[Dataset excerpt]
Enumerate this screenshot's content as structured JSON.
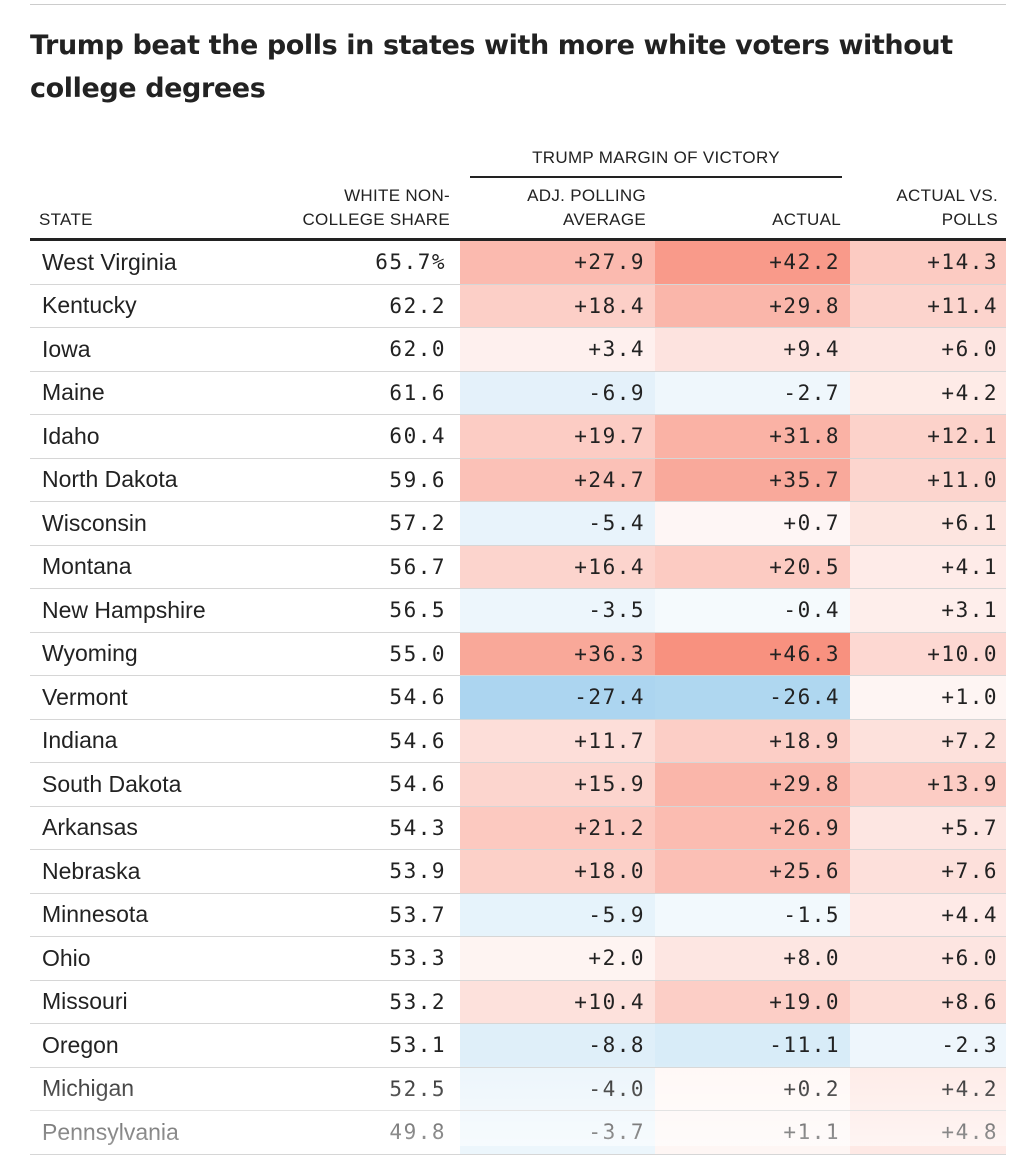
{
  "title": "Trump beat the polls in states with more white voters without college degrees",
  "group_header": "TRUMP MARGIN OF VICTORY",
  "columns": {
    "state": "STATE",
    "white_noncollege_line1": "WHITE NON-",
    "white_noncollege_line2": "COLLEGE SHARE",
    "polling_line1": "ADJ. POLLING",
    "polling_line2": "AVERAGE",
    "actual": "ACTUAL",
    "diff_line1": "ACTUAL VS.",
    "diff_line2": "POLLS"
  },
  "colors": {
    "positive_scale": "#f6735c",
    "negative_scale": "#54a9e0"
  },
  "chart_data": {
    "type": "table",
    "title": "Trump beat the polls in states with more white voters without college degrees",
    "rows": [
      {
        "state": "West Virginia",
        "white": "65.7%",
        "poll": "+27.9",
        "actual": "+42.2",
        "diff": "+14.3"
      },
      {
        "state": "Kentucky",
        "white": "62.2",
        "poll": "+18.4",
        "actual": "+29.8",
        "diff": "+11.4"
      },
      {
        "state": "Iowa",
        "white": "62.0",
        "poll": "+3.4",
        "actual": "+9.4",
        "diff": "+6.0"
      },
      {
        "state": "Maine",
        "white": "61.6",
        "poll": "-6.9",
        "actual": "-2.7",
        "diff": "+4.2"
      },
      {
        "state": "Idaho",
        "white": "60.4",
        "poll": "+19.7",
        "actual": "+31.8",
        "diff": "+12.1"
      },
      {
        "state": "North Dakota",
        "white": "59.6",
        "poll": "+24.7",
        "actual": "+35.7",
        "diff": "+11.0"
      },
      {
        "state": "Wisconsin",
        "white": "57.2",
        "poll": "-5.4",
        "actual": "+0.7",
        "diff": "+6.1"
      },
      {
        "state": "Montana",
        "white": "56.7",
        "poll": "+16.4",
        "actual": "+20.5",
        "diff": "+4.1"
      },
      {
        "state": "New Hampshire",
        "white": "56.5",
        "poll": "-3.5",
        "actual": "-0.4",
        "diff": "+3.1"
      },
      {
        "state": "Wyoming",
        "white": "55.0",
        "poll": "+36.3",
        "actual": "+46.3",
        "diff": "+10.0"
      },
      {
        "state": "Vermont",
        "white": "54.6",
        "poll": "-27.4",
        "actual": "-26.4",
        "diff": "+1.0"
      },
      {
        "state": "Indiana",
        "white": "54.6",
        "poll": "+11.7",
        "actual": "+18.9",
        "diff": "+7.2"
      },
      {
        "state": "South Dakota",
        "white": "54.6",
        "poll": "+15.9",
        "actual": "+29.8",
        "diff": "+13.9"
      },
      {
        "state": "Arkansas",
        "white": "54.3",
        "poll": "+21.2",
        "actual": "+26.9",
        "diff": "+5.7"
      },
      {
        "state": "Nebraska",
        "white": "53.9",
        "poll": "+18.0",
        "actual": "+25.6",
        "diff": "+7.6"
      },
      {
        "state": "Minnesota",
        "white": "53.7",
        "poll": "-5.9",
        "actual": "-1.5",
        "diff": "+4.4"
      },
      {
        "state": "Ohio",
        "white": "53.3",
        "poll": "+2.0",
        "actual": "+8.0",
        "diff": "+6.0"
      },
      {
        "state": "Missouri",
        "white": "53.2",
        "poll": "+10.4",
        "actual": "+19.0",
        "diff": "+8.6"
      },
      {
        "state": "Oregon",
        "white": "53.1",
        "poll": "-8.8",
        "actual": "-11.1",
        "diff": "-2.3"
      },
      {
        "state": "Michigan",
        "white": "52.5",
        "poll": "-4.0",
        "actual": "+0.2",
        "diff": "+4.2"
      },
      {
        "state": "Pennsylvania",
        "white": "49.8",
        "poll": "-3.7",
        "actual": "+1.1",
        "diff": "+4.8"
      }
    ]
  }
}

**Task prompt:**
Write only the number of lines in the records that include the word "beat".

**Result of the exercise:**
2